## GOAL
Quote every line as given.

— Start of DATASET EXTRACT —

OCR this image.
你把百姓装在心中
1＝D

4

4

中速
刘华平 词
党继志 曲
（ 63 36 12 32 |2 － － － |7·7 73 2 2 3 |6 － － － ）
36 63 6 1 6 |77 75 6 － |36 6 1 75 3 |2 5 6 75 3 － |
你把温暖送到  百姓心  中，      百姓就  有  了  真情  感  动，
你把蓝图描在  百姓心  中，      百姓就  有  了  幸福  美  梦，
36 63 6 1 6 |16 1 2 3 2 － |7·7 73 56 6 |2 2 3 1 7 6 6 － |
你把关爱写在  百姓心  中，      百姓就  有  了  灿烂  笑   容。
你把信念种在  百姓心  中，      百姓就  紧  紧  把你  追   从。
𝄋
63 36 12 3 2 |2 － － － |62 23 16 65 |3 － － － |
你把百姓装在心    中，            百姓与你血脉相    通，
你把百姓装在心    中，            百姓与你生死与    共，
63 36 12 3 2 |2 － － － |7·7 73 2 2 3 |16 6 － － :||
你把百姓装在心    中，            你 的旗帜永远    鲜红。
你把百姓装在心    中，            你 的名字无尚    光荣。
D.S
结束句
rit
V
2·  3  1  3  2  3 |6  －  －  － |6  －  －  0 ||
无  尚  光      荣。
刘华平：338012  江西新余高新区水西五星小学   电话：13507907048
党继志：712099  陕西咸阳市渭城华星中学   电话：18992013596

— End of DATASET EXTRACT —

## CORRECT RESPONSE
OCR this image.
你把百姓装在心中
1＝D

4

4

中速
刘华平 词
党继志 曲
（ 63 36 12 32 |2 － － － |7·7 73 2 2 3 |6 － － － ）
36 63 6 1 6 |77 75 6 － |36 6 1 75 3 |2 5 6 75 3 － |
你把温暖送到  百姓心  中，      百姓就  有  了  真情  感  动，
你把蓝图描在  百姓心  中，      百姓就  有  了  幸福  美  梦，
36 63 6 1 6 |16 1 2 3 2 － |7·7 73 56 6 |2 2 3 1 7 6 6 － |
你把关爱写在  百姓心  中，      百姓就  有  了  灿烂  笑   容。
你把信念种在  百姓心  中，      百姓就  紧  紧  把你  追   从。
𝄋
63 36 12 3 2 |2 － － － |62 23 16 65 |3 － － － |
你把百姓装在心    中，            百姓与你血脉相    通，
你把百姓装在心    中，            百姓与你生死与    共，
63 36 12 3 2 |2 － － － |7·7 73 2 2 3 |16 6 － － :||
你把百姓装在心    中，            你 的旗帜永远    鲜红。
你把百姓装在心    中，            你 的名字无尚    光荣。
D.S
结束句
rit
V
2·  3  1  3  2  3 |6  －  －  － |6  －  －  0 ||
无  尚  光      荣。
刘华平：338012  江西新余高新区水西五星小学   电话：13507907048
党继志：712099  陕西咸阳市渭城华星中学   电话：18992013596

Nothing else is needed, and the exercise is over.